Data in this exercise:

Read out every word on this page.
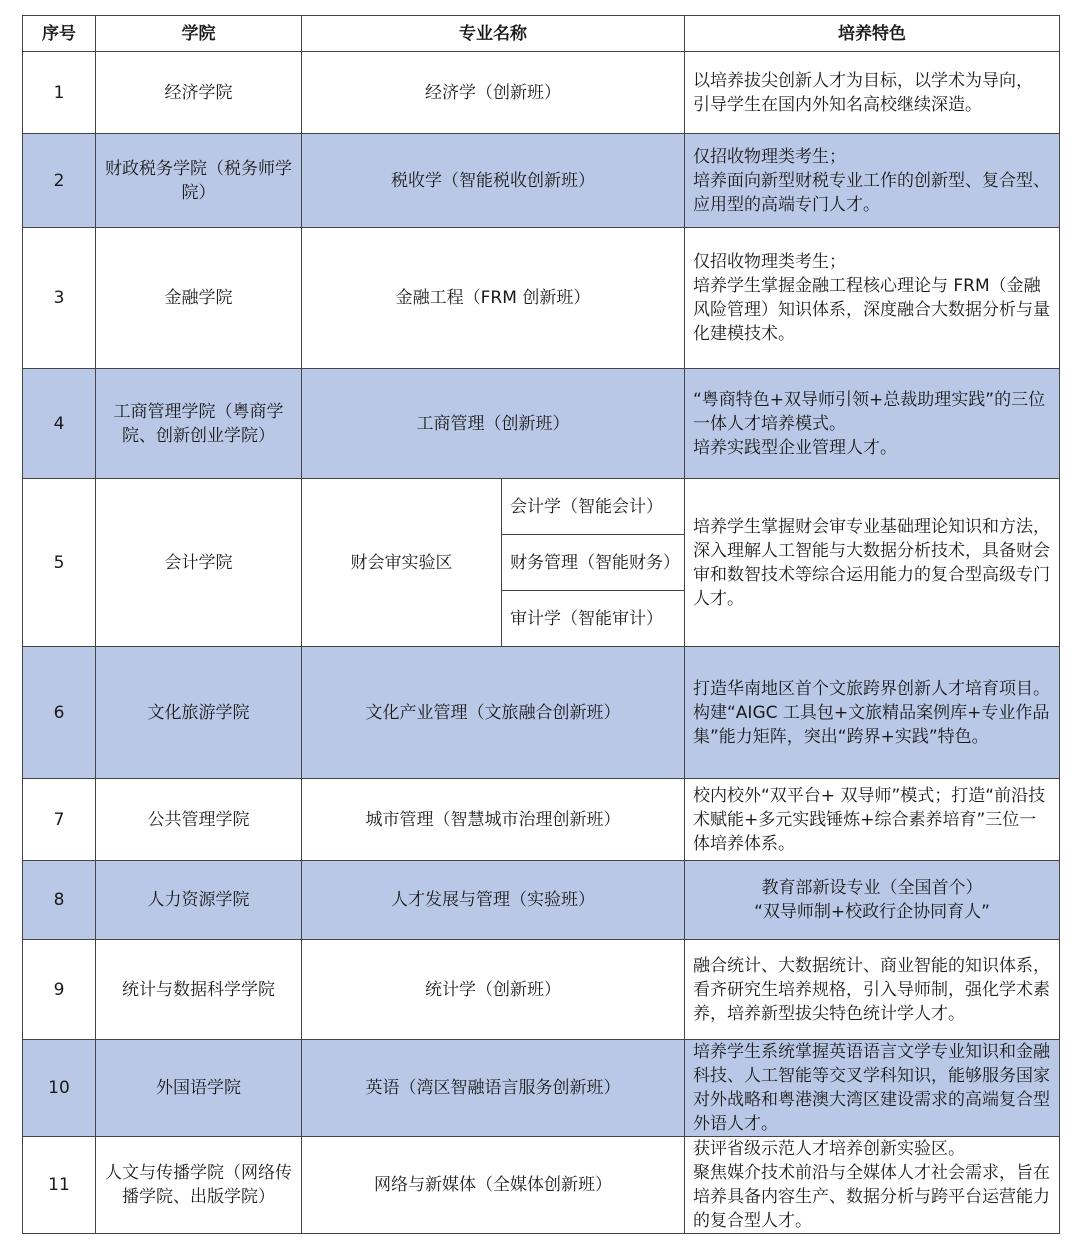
序号	学院	专业名称		培养特色
1	经济学院	经济学（创新班）		以培养拔尖创新人才为目标，以学术为导向，
引导学生在国内外知名高校继续深造。

2	财政税务学院（税务师学院）	税收学（智能税收创新班）		仅招收物理类考生；
培养面向新型财税专业工作的创新型、复合型、应用型的高端专门人才。

3	金融学院	金融工程（FRM 创新班）		仅招收物理类考生；
培养学生掌握金融工程核心理论与 FRM（金融风险管理）知识体系，深度融合大数据分析与量化建模技术。

4	工商管理学院（粤商学院、创新创业学院）	工商管理（创新班）		“粤商特色+双导师引领+总裁助理实践”的三位一体人才培养模式。
培养实践型企业管理人才。

5	会计学院	财会审实验区	会计学（智能会计）	培养学生掌握财会审专业基础理论知识和方法，深入理解人工智能与大数据分析技术，具备财会审和数智技术等综合运用能力的复合型高级专门人才。

			财务管理（智能财务）	
			审计学（智能审计）	
6	文化旅游学院	文化产业管理（文旅融合创新班）		打造华南地区首个文旅跨界创新人才培育项目。构建“AIGC 工具包+文旅精品案例库+专业作品集”能力矩阵，突出“跨界+实践”特色。

7	公共管理学院	城市管理（智慧城市治理创新班）		校内校外“双平台+ 双导师”模式；打造“前沿技术赋能+多元实践锤炼+综合素养培育”三位一体培养体系。

8	人力资源学院	人才发展与管理（实验班）		教育部新设专业（全国首个）
“双导师制+校政行企协同育人”

9	统计与数据科学学院	统计学（创新班）		融合统计、大数据统计、商业智能的知识体系，看齐研究生培养规格，引入导师制，强化学术素养，培养新型拔尖特色统计学人才。

10	外国语学院	英语（湾区智融语言服务创新班）		培养学生系统掌握英语语言文学专业知识和金融科技、人工智能等交叉学科知识，能够服务国家对外战略和粤港澳大湾区建设需求的高端复合型外语人才。

11	人文与传播学院（网络传播学院、出版学院）	网络与新媒体（全媒体创新班）		获评省级示范人才培养创新实验区。
聚焦媒介技术前沿与全媒体人才社会需求，旨在培养具备内容生产、数据分析与跨平台运营能力的复合型人才。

The exercise:
Omit each picture, then return all of the listing exactly as it stands.

Worked solution:
Read out every word on this page.
序号	学院	专业名称		培养特色
1	经济学院	经济学（创新班）		以培养拔尖创新人才为目标，以学术为导向，
引导学生在国内外知名高校继续深造。

2	财政税务学院（税务师学院）	税收学（智能税收创新班）		仅招收物理类考生；
培养面向新型财税专业工作的创新型、复合型、应用型的高端专门人才。

3	金融学院	金融工程（FRM 创新班）		仅招收物理类考生；
培养学生掌握金融工程核心理论与 FRM（金融风险管理）知识体系，深度融合大数据分析与量化建模技术。

4	工商管理学院（粤商学院、创新创业学院）	工商管理（创新班）		“粤商特色+双导师引领+总裁助理实践”的三位一体人才培养模式。
培养实践型企业管理人才。

5	会计学院	财会审实验区	会计学（智能会计）	培养学生掌握财会审专业基础理论知识和方法，深入理解人工智能与大数据分析技术，具备财会审和数智技术等综合运用能力的复合型高级专门人才。

			财务管理（智能财务）	
			审计学（智能审计）	
6	文化旅游学院	文化产业管理（文旅融合创新班）		打造华南地区首个文旅跨界创新人才培育项目。构建“AIGC 工具包+文旅精品案例库+专业作品集”能力矩阵，突出“跨界+实践”特色。

7	公共管理学院	城市管理（智慧城市治理创新班）		校内校外“双平台+ 双导师”模式；打造“前沿技术赋能+多元实践锤炼+综合素养培育”三位一体培养体系。

8	人力资源学院	人才发展与管理（实验班）		教育部新设专业（全国首个）
“双导师制+校政行企协同育人”

9	统计与数据科学学院	统计学（创新班）		融合统计、大数据统计、商业智能的知识体系，看齐研究生培养规格，引入导师制，强化学术素养，培养新型拔尖特色统计学人才。

10	外国语学院	英语（湾区智融语言服务创新班）		培养学生系统掌握英语语言文学专业知识和金融科技、人工智能等交叉学科知识，能够服务国家对外战略和粤港澳大湾区建设需求的高端复合型外语人才。

11	人文与传播学院（网络传播学院、出版学院）	网络与新媒体（全媒体创新班）		获评省级示范人才培养创新实验区。
聚焦媒介技术前沿与全媒体人才社会需求，旨在培养具备内容生产、数据分析与跨平台运营能力的复合型人才。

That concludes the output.